::: RECORDS PROVIDED

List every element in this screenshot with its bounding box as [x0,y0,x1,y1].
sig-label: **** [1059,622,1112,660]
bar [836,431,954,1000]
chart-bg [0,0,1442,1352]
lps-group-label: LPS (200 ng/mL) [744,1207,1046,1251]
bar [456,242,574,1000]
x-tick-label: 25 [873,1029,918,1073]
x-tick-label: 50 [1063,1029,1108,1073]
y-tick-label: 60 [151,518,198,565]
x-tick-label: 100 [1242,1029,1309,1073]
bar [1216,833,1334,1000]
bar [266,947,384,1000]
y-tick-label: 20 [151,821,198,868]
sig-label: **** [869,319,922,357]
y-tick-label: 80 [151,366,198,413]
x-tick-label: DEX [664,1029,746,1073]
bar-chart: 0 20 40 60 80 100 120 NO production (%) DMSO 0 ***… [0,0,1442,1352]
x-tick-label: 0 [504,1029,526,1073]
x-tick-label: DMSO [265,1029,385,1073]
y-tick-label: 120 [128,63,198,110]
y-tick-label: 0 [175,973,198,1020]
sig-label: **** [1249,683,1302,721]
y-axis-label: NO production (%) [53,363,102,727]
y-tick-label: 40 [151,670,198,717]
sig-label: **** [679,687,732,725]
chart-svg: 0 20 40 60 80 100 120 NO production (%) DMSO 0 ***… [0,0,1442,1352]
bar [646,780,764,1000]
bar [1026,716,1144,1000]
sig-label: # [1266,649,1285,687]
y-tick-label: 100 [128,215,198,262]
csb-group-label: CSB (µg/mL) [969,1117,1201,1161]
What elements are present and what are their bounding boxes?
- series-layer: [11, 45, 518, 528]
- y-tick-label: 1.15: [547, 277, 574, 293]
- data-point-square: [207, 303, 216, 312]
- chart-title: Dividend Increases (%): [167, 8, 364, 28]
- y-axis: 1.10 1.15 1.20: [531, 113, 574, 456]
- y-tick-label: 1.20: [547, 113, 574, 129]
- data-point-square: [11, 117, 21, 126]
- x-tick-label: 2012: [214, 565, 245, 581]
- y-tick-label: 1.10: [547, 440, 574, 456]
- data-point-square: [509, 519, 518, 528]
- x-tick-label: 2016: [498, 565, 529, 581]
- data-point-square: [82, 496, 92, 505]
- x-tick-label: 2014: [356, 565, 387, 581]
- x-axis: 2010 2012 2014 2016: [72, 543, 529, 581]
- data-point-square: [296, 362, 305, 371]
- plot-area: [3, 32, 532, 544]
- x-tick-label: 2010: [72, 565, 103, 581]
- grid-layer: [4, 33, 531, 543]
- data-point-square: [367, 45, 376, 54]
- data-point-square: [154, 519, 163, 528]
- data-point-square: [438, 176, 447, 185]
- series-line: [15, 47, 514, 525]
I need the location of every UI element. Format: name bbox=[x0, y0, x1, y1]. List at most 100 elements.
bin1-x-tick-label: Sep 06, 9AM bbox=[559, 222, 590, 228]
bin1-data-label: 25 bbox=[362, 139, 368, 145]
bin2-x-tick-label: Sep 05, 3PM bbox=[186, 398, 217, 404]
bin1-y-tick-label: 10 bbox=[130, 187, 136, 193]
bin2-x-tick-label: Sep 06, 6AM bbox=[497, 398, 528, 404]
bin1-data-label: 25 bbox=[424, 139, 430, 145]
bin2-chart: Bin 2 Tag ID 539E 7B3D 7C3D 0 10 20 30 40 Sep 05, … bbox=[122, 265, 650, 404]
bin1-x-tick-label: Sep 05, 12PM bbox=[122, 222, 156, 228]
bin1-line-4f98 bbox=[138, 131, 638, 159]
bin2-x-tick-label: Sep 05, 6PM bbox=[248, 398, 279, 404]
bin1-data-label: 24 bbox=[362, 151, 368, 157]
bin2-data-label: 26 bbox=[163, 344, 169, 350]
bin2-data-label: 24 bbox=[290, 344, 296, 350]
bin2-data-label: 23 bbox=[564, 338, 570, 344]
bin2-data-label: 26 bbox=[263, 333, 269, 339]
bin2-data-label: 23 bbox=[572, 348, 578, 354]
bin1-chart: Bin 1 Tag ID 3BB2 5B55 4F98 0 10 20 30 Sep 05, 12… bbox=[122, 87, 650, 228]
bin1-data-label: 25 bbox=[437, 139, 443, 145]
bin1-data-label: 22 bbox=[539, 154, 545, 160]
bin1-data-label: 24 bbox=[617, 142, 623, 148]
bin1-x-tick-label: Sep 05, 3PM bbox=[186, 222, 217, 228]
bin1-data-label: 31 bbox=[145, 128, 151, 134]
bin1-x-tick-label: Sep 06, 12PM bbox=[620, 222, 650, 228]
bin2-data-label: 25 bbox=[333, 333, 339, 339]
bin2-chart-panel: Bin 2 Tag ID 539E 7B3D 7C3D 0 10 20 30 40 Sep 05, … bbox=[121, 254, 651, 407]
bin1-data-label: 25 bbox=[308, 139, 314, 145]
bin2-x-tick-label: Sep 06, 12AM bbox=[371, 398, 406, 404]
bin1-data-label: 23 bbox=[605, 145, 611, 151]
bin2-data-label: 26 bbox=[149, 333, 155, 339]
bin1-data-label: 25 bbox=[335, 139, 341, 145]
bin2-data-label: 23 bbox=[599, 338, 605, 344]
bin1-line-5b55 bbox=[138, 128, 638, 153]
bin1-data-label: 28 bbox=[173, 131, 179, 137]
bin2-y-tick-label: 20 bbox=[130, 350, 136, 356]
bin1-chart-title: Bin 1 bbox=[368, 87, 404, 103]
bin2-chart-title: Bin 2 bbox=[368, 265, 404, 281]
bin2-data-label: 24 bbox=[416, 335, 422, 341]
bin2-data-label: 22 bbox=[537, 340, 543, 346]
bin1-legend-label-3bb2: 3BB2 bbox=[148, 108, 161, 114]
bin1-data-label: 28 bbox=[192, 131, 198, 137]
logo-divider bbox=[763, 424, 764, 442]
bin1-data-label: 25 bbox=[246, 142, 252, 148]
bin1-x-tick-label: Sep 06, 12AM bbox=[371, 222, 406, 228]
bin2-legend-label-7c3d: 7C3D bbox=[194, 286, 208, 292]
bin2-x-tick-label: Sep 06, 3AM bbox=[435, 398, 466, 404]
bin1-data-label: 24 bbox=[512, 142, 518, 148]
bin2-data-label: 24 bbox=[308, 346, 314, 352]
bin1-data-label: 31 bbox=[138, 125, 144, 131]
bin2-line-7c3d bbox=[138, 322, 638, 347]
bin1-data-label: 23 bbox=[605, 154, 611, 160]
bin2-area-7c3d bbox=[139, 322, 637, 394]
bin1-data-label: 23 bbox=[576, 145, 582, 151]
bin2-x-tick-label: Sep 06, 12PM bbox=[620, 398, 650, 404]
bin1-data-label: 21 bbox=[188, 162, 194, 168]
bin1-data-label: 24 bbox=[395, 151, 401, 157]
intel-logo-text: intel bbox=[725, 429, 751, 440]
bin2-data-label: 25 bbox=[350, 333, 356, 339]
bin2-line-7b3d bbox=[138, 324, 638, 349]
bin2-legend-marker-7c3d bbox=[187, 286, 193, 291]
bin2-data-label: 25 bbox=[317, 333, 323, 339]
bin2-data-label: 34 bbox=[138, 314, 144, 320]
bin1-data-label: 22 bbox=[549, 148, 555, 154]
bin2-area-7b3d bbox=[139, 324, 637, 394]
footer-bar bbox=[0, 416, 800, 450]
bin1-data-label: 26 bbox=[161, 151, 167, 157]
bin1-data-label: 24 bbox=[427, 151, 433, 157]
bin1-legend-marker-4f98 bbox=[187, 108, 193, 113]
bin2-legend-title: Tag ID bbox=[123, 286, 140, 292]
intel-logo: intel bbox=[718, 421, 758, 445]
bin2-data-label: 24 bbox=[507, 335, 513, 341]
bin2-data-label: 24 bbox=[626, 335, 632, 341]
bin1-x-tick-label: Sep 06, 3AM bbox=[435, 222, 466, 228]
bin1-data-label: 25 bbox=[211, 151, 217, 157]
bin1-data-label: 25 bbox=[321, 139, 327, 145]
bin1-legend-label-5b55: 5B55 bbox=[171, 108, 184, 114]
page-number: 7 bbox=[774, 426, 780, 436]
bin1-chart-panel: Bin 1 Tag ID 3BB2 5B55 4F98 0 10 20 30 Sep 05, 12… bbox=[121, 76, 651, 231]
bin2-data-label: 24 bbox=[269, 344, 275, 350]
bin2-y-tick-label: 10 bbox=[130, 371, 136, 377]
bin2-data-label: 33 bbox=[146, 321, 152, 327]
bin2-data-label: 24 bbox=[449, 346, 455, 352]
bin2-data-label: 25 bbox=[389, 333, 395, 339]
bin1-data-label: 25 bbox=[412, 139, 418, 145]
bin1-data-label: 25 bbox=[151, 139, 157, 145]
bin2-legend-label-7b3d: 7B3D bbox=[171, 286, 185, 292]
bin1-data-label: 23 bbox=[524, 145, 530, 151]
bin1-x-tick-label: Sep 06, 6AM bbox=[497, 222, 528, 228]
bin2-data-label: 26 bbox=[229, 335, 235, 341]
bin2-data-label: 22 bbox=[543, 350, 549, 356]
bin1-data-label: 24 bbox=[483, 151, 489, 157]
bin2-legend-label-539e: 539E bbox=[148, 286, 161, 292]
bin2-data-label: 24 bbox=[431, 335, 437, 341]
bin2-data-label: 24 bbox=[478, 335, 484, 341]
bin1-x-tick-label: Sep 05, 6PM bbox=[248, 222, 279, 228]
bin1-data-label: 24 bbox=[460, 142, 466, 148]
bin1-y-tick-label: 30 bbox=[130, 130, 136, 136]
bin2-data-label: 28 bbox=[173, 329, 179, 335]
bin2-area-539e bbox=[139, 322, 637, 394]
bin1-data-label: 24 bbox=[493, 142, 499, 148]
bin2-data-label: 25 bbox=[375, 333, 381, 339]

::::::

## GIVEN REQUEST:
Rewrite the items from the first line through the line with "y-tick-label: 120 [128,63,198,110]", swapping "sig-label" for "significance-label" and leaving all else as it stands.

## RIGHT ANSWER:
List every element in this screenshot with its bounding box as [x0,y0,x1,y1].
significance-label: **** [1059,622,1112,660]
bar [836,431,954,1000]
chart-bg [0,0,1442,1352]
lps-group-label: LPS (200 ng/mL) [744,1207,1046,1251]
bar [456,242,574,1000]
x-tick-label: 25 [873,1029,918,1073]
x-tick-label: 50 [1063,1029,1108,1073]
y-tick-label: 60 [151,518,198,565]
x-tick-label: 100 [1242,1029,1309,1073]
bar [1216,833,1334,1000]
bar [266,947,384,1000]
y-tick-label: 20 [151,821,198,868]
significance-label: **** [869,319,922,357]
y-tick-label: 80 [151,366,198,413]
x-tick-label: DEX [664,1029,746,1073]
bar-chart: 0 20 40 60 80 100 120 NO production (%) DMSO 0 ***… [0,0,1442,1352]
x-tick-label: 0 [504,1029,526,1073]
x-tick-label: DMSO [265,1029,385,1073]
y-tick-label: 120 [128,63,198,110]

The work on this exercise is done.